- **What this task involves**
Write the entries out again exactly as they stand, but without the pictures.

(Dataset items)
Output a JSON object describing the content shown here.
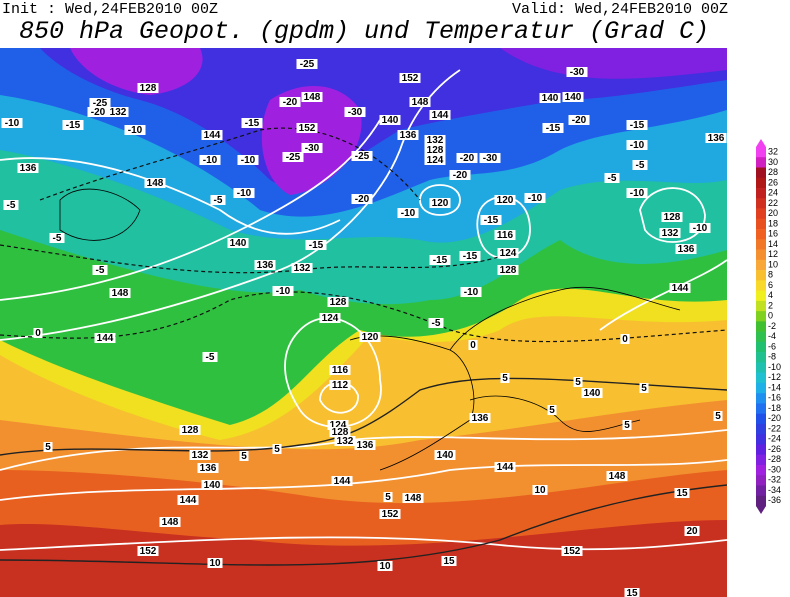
{
  "header": {
    "init": "Init : Wed,24FEB2010 00Z",
    "valid": "Valid: Wed,24FEB2010 00Z",
    "title": "850 hPa Geopot. (gpdm) und Temperatur (Grad C)"
  },
  "map": {
    "geopotential_labels": [
      128,
      132,
      152,
      148,
      144,
      140,
      136,
      132,
      128,
      124,
      120,
      120,
      116,
      124,
      128,
      144,
      148,
      136,
      148,
      144,
      140,
      136,
      132,
      128,
      124,
      120,
      116,
      112,
      124,
      128,
      132,
      136,
      128,
      132,
      136,
      140,
      144,
      148,
      152,
      144,
      148,
      152,
      140,
      144,
      148,
      152,
      136,
      140,
      144,
      136,
      132,
      128,
      136,
      140,
      140,
      148,
      152
    ],
    "temperature_labels": [
      -10,
      -15,
      -20,
      -25,
      -10,
      -10,
      -10,
      -15,
      -20,
      -25,
      -30,
      -25,
      -30,
      -25,
      -20,
      -10,
      -10,
      -5,
      -15,
      -10,
      -5,
      -5,
      -5,
      0,
      -5,
      -5,
      -10,
      -15,
      -15,
      -15,
      -20,
      -20,
      -30,
      -10,
      -15,
      -20,
      -30,
      -15,
      -10,
      -5,
      -10,
      -10,
      -5,
      0,
      0,
      5,
      5,
      5,
      5,
      5,
      5,
      5,
      5,
      5,
      5,
      10,
      15,
      20,
      10,
      10,
      15,
      15
    ]
  },
  "colorbar": {
    "ticks": [
      32,
      30,
      28,
      26,
      24,
      22,
      20,
      18,
      16,
      14,
      12,
      10,
      8,
      6,
      4,
      2,
      0,
      -2,
      -4,
      -6,
      -8,
      -10,
      -12,
      -14,
      -16,
      -18,
      -20,
      -22,
      -24,
      -26,
      -28,
      -30,
      -32,
      -34,
      -36
    ],
    "colors": [
      "#f040f0",
      "#d020c0",
      "#a01020",
      "#b01818",
      "#c02020",
      "#d03020",
      "#e04020",
      "#e85020",
      "#f06020",
      "#f07828",
      "#f59030",
      "#f8a838",
      "#f8c030",
      "#f8d828",
      "#f0f020",
      "#c0e020",
      "#80d020",
      "#40c030",
      "#30c050",
      "#20c070",
      "#20c090",
      "#20c0b0",
      "#20c0d0",
      "#20b0e8",
      "#2090f0",
      "#2070f0",
      "#2050e8",
      "#3040e0",
      "#4030e0",
      "#6020e0",
      "#8020e0",
      "#a020e0",
      "#9020c0",
      "#7020a0",
      "#602080"
    ]
  }
}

- **Response to this exercise**
Output a JSON object describing the content shown here.
{
  "header": {
    "init": "Init : Wed,24FEB2010 00Z",
    "valid": "Valid: Wed,24FEB2010 00Z",
    "title": "850 hPa Geopot. (gpdm) und Temperatur (Grad C)"
  },
  "map": {
    "geopotential_labels": [
      128,
      132,
      152,
      148,
      144,
      140,
      136,
      132,
      128,
      124,
      120,
      120,
      116,
      124,
      128,
      144,
      148,
      136,
      148,
      144,
      140,
      136,
      132,
      128,
      124,
      120,
      116,
      112,
      124,
      128,
      132,
      136,
      128,
      132,
      136,
      140,
      144,
      148,
      152,
      144,
      148,
      152,
      140,
      144,
      148,
      152,
      136,
      140,
      144,
      136,
      132,
      128,
      136,
      140,
      140,
      148,
      152
    ],
    "temperature_labels": [
      -10,
      -15,
      -20,
      -25,
      -10,
      -10,
      -10,
      -15,
      -20,
      -25,
      -30,
      -25,
      -30,
      -25,
      -20,
      -10,
      -10,
      -5,
      -15,
      -10,
      -5,
      -5,
      -5,
      0,
      -5,
      -5,
      -10,
      -15,
      -15,
      -15,
      -20,
      -20,
      -30,
      -10,
      -15,
      -20,
      -30,
      -15,
      -10,
      -5,
      -10,
      -10,
      -5,
      0,
      0,
      5,
      5,
      5,
      5,
      5,
      5,
      5,
      5,
      5,
      5,
      10,
      15,
      20,
      10,
      10,
      15,
      15
    ]
  },
  "colorbar": {
    "ticks": [
      32,
      30,
      28,
      26,
      24,
      22,
      20,
      18,
      16,
      14,
      12,
      10,
      8,
      6,
      4,
      2,
      0,
      -2,
      -4,
      -6,
      -8,
      -10,
      -12,
      -14,
      -16,
      -18,
      -20,
      -22,
      -24,
      -26,
      -28,
      -30,
      -32,
      -34,
      -36
    ],
    "colors": [
      "#f040f0",
      "#d020c0",
      "#a01020",
      "#b01818",
      "#c02020",
      "#d03020",
      "#e04020",
      "#e85020",
      "#f06020",
      "#f07828",
      "#f59030",
      "#f8a838",
      "#f8c030",
      "#f8d828",
      "#f0f020",
      "#c0e020",
      "#80d020",
      "#40c030",
      "#30c050",
      "#20c070",
      "#20c090",
      "#20c0b0",
      "#20c0d0",
      "#20b0e8",
      "#2090f0",
      "#2070f0",
      "#2050e8",
      "#3040e0",
      "#4030e0",
      "#6020e0",
      "#8020e0",
      "#a020e0",
      "#9020c0",
      "#7020a0",
      "#602080"
    ]
  }
}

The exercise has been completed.